:: Aim of the task ::
Would you restate all the data that follows, word for word?

--------

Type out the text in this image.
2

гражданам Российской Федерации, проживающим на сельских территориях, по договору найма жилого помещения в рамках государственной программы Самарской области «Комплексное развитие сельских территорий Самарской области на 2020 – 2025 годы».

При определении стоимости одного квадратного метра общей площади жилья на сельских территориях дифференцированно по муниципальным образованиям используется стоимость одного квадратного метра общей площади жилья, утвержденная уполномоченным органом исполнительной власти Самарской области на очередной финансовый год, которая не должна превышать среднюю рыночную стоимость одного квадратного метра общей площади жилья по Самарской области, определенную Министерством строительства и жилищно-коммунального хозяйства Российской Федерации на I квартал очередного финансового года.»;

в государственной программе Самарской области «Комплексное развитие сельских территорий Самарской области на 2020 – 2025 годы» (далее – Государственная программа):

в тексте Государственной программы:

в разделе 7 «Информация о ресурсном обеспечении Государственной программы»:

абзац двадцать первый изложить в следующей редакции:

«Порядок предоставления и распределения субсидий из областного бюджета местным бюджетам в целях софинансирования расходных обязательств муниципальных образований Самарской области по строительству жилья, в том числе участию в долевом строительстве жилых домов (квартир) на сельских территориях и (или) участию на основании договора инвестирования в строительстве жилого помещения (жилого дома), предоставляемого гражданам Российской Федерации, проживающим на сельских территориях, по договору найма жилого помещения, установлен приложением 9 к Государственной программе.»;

--------

:: Result ::
Type out the text in this image.
2

гражданам Российской Федерации, проживающим на сельских территориях, по договору найма жилого помещения в рамках государственной программы Самарской области «Комплексное развитие сельских территорий Самарской области на 2020 – 2025 годы».

При определении стоимости одного квадратного метра общей площади жилья на сельских территориях дифференцированно по муниципальным образованиям используется стоимость одного квадратного метра общей площади жилья, утвержденная уполномоченным органом исполнительной власти Самарской области на очередной финансовый год, которая не должна превышать среднюю рыночную стоимость одного квадратного метра общей площади жилья по Самарской области, определенную Министерством строительства и жилищно-коммунального хозяйства Российской Федерации на I квартал очередного финансового года.»;

в государственной программе Самарской области «Комплексное развитие сельских территорий Самарской области на 2020 – 2025 годы» (далее – Государственная программа):

в тексте Государственной программы:

в разделе 7 «Информация о ресурсном обеспечении Государственной программы»:

абзац двадцать первый изложить в следующей редакции:

«Порядок предоставления и распределения субсидий из областного бюджета местным бюджетам в целях софинансирования расходных обязательств муниципальных образований Самарской области по строительству жилья, в том числе участию в долевом строительстве жилых домов (квартир) на сельских территориях и (или) участию на основании договора инвестирования в строительстве жилого помещения (жилого дома), предоставляемого гражданам Российской Федерации, проживающим на сельских территориях, по договору найма жилого помещения, установлен приложением 9 к Государственной программе.»;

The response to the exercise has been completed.